Stated problem: It is required that all of the data be written out exactly.

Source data
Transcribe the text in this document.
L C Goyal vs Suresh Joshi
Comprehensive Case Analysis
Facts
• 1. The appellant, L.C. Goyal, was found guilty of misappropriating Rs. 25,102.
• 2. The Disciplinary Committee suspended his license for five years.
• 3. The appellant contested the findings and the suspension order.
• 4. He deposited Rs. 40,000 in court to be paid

Final answer:
Transcribe the text in this document.
L C Goyal vs Suresh Joshi
Comprehensive Case Analysis
Facts
• 1. The appellant, L.C. Goyal, was found guilty of misappropriating Rs. 25,102.
• 2. The Disciplinary Committee suspended his license for five years.
• 3. The appellant contested the findings and the suspension order.
• 4. He deposited Rs. 40,000 in court to be paid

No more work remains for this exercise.